■ GOAL
Your task is to transcribe the data in full.

■ DATASET EXTRACT
*****

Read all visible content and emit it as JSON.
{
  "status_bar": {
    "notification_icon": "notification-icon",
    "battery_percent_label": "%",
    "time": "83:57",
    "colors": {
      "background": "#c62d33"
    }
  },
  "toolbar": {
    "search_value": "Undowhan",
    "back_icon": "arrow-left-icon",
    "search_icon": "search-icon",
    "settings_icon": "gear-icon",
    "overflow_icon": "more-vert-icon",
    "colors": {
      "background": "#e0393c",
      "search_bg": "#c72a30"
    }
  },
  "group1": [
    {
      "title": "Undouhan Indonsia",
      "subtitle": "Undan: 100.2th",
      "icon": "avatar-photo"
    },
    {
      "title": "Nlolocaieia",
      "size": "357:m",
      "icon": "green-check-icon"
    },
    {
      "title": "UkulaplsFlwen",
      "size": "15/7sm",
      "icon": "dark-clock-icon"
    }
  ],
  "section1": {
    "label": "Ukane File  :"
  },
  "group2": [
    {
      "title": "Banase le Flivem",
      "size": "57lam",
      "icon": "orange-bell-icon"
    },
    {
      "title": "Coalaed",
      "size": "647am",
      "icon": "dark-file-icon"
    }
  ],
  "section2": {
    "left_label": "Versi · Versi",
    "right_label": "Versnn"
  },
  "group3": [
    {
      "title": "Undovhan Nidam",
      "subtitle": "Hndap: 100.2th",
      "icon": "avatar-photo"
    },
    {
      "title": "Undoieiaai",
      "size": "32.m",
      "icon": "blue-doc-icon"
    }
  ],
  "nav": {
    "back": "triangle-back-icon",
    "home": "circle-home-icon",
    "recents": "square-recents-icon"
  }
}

*****

■ THE OUTPUT
Read all visible content and emit it as JSON.
{
  "status_bar": {
    "notification_icon": "notification-icon",
    "battery_percent_label": "%",
    "time": "83:57",
    "colors": {
      "background": "#c62d33"
    }
  },
  "toolbar": {
    "search_value": "Undowhan",
    "back_icon": "arrow-left-icon",
    "search_icon": "search-icon",
    "settings_icon": "gear-icon",
    "overflow_icon": "more-vert-icon",
    "colors": {
      "background": "#e0393c",
      "search_bg": "#c72a30"
    }
  },
  "group1": [
    {
      "title": "Undouhan Indonsia",
      "subtitle": "Undan: 100.2th",
      "icon": "avatar-photo"
    },
    {
      "title": "Nlolocaieia",
      "size": "357:m",
      "icon": "green-check-icon"
    },
    {
      "title": "UkulaplsFlwen",
      "size": "15/7sm",
      "icon": "dark-clock-icon"
    }
  ],
  "section1": {
    "label": "Ukane File  :"
  },
  "group2": [
    {
      "title": "Banase le Flivem",
      "size": "57lam",
      "icon": "orange-bell-icon"
    },
    {
      "title": "Coalaed",
      "size": "647am",
      "icon": "dark-file-icon"
    }
  ],
  "section2": {
    "left_label": "Versi · Versi",
    "right_label": "Versnn"
  },
  "group3": [
    {
      "title": "Undovhan Nidam",
      "subtitle": "Hndap: 100.2th",
      "icon": "avatar-photo"
    },
    {
      "title": "Undoieiaai",
      "size": "32.m",
      "icon": "blue-doc-icon"
    }
  ],
  "nav": {
    "back": "triangle-back-icon",
    "home": "circle-home-icon",
    "recents": "square-recents-icon"
  }
}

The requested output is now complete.